* **Given exercise**:
The records that follow should be retyped word for word.

:: Task material ::

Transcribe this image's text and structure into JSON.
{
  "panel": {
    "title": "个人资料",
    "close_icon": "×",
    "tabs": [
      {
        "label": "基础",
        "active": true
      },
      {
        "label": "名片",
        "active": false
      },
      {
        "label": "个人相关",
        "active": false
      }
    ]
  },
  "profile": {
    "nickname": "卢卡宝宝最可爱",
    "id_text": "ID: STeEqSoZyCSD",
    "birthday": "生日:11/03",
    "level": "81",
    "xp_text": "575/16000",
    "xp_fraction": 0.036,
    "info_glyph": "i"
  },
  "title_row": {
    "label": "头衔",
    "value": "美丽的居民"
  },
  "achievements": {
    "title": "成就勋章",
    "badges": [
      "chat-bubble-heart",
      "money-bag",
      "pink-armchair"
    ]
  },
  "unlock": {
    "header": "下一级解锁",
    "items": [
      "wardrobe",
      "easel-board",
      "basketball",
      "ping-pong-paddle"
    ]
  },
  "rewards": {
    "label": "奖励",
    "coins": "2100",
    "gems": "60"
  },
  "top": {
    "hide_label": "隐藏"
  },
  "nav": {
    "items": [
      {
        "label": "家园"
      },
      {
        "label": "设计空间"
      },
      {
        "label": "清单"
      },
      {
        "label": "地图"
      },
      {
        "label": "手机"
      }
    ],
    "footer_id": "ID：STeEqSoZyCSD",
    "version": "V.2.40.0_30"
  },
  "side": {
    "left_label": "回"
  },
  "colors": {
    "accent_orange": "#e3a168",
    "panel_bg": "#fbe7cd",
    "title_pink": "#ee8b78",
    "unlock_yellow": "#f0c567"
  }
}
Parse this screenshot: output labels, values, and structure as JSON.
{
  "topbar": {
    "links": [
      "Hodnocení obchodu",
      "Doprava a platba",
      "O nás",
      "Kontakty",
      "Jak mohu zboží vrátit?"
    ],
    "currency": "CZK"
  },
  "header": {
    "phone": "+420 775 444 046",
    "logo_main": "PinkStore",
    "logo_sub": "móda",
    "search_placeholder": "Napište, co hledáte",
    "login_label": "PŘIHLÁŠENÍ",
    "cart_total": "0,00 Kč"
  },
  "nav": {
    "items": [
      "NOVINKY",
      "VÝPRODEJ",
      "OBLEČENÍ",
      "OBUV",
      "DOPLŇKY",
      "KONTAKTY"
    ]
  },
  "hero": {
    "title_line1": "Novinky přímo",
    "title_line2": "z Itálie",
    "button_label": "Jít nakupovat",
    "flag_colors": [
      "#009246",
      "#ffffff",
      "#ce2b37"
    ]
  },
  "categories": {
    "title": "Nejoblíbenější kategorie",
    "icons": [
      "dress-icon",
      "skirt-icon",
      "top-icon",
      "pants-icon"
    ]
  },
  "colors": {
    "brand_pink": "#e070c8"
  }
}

:::

* **Right answer**:
Transcribe this image's text and structure into JSON.
{
  "panel": {
    "title": "个人资料",
    "close_icon": "×",
    "tabs": [
      {
        "label": "基础",
        "active": true
      },
      {
        "label": "名片",
        "active": false
      },
      {
        "label": "个人相关",
        "active": false
      }
    ]
  },
  "profile": {
    "nickname": "卢卡宝宝最可爱",
    "id_text": "ID: STeEqSoZyCSD",
    "birthday": "生日:11/03",
    "level": "81",
    "xp_text": "575/16000",
    "xp_fraction": 0.036,
    "info_glyph": "i"
  },
  "title_row": {
    "label": "头衔",
    "value": "美丽的居民"
  },
  "achievements": {
    "title": "成就勋章",
    "badges": [
      "chat-bubble-heart",
      "money-bag",
      "pink-armchair"
    ]
  },
  "unlock": {
    "header": "下一级解锁",
    "items": [
      "wardrobe",
      "easel-board",
      "basketball",
      "ping-pong-paddle"
    ]
  },
  "rewards": {
    "label": "奖励",
    "coins": "2100",
    "gems": "60"
  },
  "top": {
    "hide_label": "隐藏"
  },
  "nav": {
    "items": [
      {
        "label": "家园"
      },
      {
        "label": "设计空间"
      },
      {
        "label": "清单"
      },
      {
        "label": "地图"
      },
      {
        "label": "手机"
      }
    ],
    "footer_id": "ID：STeEqSoZyCSD",
    "version": "V.2.40.0_30"
  },
  "side": {
    "left_label": "回"
  },
  "colors": {
    "accent_orange": "#e3a168",
    "panel_bg": "#fbe7cd",
    "title_pink": "#ee8b78",
    "unlock_yellow": "#f0c567"
  }
}
Parse this screenshot: output labels, values, and structure as JSON.
{
  "topbar": {
    "links": [
      "Hodnocení obchodu",
      "Doprava a platba",
      "O nás",
      "Kontakty",
      "Jak mohu zboží vrátit?"
    ],
    "currency": "CZK"
  },
  "header": {
    "phone": "+420 775 444 046",
    "logo_main": "PinkStore",
    "logo_sub": "móda",
    "search_placeholder": "Napište, co hledáte",
    "login_label": "PŘIHLÁŠENÍ",
    "cart_total": "0,00 Kč"
  },
  "nav": {
    "items": [
      "NOVINKY",
      "VÝPRODEJ",
      "OBLEČENÍ",
      "OBUV",
      "DOPLŇKY",
      "KONTAKTY"
    ]
  },
  "hero": {
    "title_line1": "Novinky přímo",
    "title_line2": "z Itálie",
    "button_label": "Jít nakupovat",
    "flag_colors": [
      "#009246",
      "#ffffff",
      "#ce2b37"
    ]
  },
  "categories": {
    "title": "Nejoblíbenější kategorie",
    "icons": [
      "dress-icon",
      "skirt-icon",
      "top-icon",
      "pants-icon"
    ]
  },
  "colors": {
    "brand_pink": "#e070c8"
  }
}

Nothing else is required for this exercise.